⟨

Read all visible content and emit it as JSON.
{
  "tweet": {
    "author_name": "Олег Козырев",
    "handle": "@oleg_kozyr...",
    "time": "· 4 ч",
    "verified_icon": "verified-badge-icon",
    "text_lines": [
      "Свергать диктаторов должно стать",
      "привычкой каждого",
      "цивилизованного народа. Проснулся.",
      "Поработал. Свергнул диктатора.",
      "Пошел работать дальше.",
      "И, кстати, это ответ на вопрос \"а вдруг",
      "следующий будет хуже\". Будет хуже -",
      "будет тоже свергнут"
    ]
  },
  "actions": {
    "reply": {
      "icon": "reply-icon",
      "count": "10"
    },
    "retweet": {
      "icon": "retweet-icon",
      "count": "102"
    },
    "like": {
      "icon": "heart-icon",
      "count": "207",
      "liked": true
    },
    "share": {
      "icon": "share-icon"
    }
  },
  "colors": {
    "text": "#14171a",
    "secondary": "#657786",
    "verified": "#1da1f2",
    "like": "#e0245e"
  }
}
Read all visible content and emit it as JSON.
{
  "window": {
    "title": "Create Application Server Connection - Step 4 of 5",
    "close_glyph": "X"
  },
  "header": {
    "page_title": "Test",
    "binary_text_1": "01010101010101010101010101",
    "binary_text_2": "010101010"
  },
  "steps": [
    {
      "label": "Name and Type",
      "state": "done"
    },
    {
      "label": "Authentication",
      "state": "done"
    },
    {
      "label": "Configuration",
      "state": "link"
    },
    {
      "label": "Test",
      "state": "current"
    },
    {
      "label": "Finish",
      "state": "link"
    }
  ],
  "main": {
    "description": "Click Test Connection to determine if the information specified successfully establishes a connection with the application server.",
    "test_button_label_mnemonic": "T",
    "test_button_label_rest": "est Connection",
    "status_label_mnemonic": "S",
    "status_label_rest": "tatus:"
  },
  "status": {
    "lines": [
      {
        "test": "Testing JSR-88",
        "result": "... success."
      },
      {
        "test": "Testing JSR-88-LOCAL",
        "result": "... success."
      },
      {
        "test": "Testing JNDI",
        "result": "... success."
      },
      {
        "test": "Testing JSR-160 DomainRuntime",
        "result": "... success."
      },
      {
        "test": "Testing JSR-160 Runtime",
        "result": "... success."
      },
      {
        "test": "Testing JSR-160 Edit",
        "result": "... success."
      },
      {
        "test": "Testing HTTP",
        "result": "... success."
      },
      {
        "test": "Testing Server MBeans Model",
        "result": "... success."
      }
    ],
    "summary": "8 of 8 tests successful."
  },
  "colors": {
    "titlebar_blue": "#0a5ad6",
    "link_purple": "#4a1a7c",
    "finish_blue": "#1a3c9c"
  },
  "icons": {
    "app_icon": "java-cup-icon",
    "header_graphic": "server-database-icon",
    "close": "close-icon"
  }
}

⟩

**STATED EXERCISE**
Once more, set down the full listing, verbatim.

**SOLUTION BELOW**
Read all visible content and emit it as JSON.
{
  "tweet": {
    "author_name": "Олег Козырев",
    "handle": "@oleg_kozyr...",
    "time": "· 4 ч",
    "verified_icon": "verified-badge-icon",
    "text_lines": [
      "Свергать диктаторов должно стать",
      "привычкой каждого",
      "цивилизованного народа. Проснулся.",
      "Поработал. Свергнул диктатора.",
      "Пошел работать дальше.",
      "И, кстати, это ответ на вопрос \"а вдруг",
      "следующий будет хуже\". Будет хуже -",
      "будет тоже свергнут"
    ]
  },
  "actions": {
    "reply": {
      "icon": "reply-icon",
      "count": "10"
    },
    "retweet": {
      "icon": "retweet-icon",
      "count": "102"
    },
    "like": {
      "icon": "heart-icon",
      "count": "207",
      "liked": true
    },
    "share": {
      "icon": "share-icon"
    }
  },
  "colors": {
    "text": "#14171a",
    "secondary": "#657786",
    "verified": "#1da1f2",
    "like": "#e0245e"
  }
}
Read all visible content and emit it as JSON.
{
  "window": {
    "title": "Create Application Server Connection - Step 4 of 5",
    "close_glyph": "X"
  },
  "header": {
    "page_title": "Test",
    "binary_text_1": "01010101010101010101010101",
    "binary_text_2": "010101010"
  },
  "steps": [
    {
      "label": "Name and Type",
      "state": "done"
    },
    {
      "label": "Authentication",
      "state": "done"
    },
    {
      "label": "Configuration",
      "state": "link"
    },
    {
      "label": "Test",
      "state": "current"
    },
    {
      "label": "Finish",
      "state": "link"
    }
  ],
  "main": {
    "description": "Click Test Connection to determine if the information specified successfully establishes a connection with the application server.",
    "test_button_label_mnemonic": "T",
    "test_button_label_rest": "est Connection",
    "status_label_mnemonic": "S",
    "status_label_rest": "tatus:"
  },
  "status": {
    "lines": [
      {
        "test": "Testing JSR-88",
        "result": "... success."
      },
      {
        "test": "Testing JSR-88-LOCAL",
        "result": "... success."
      },
      {
        "test": "Testing JNDI",
        "result": "... success."
      },
      {
        "test": "Testing JSR-160 DomainRuntime",
        "result": "... success."
      },
      {
        "test": "Testing JSR-160 Runtime",
        "result": "... success."
      },
      {
        "test": "Testing JSR-160 Edit",
        "result": "... success."
      },
      {
        "test": "Testing HTTP",
        "result": "... success."
      },
      {
        "test": "Testing Server MBeans Model",
        "result": "... success."
      }
    ],
    "summary": "8 of 8 tests successful."
  },
  "colors": {
    "titlebar_blue": "#0a5ad6",
    "link_purple": "#4a1a7c",
    "finish_blue": "#1a3c9c"
  },
  "icons": {
    "app_icon": "java-cup-icon",
    "header_graphic": "server-database-icon",
    "close": "close-icon"
  }
}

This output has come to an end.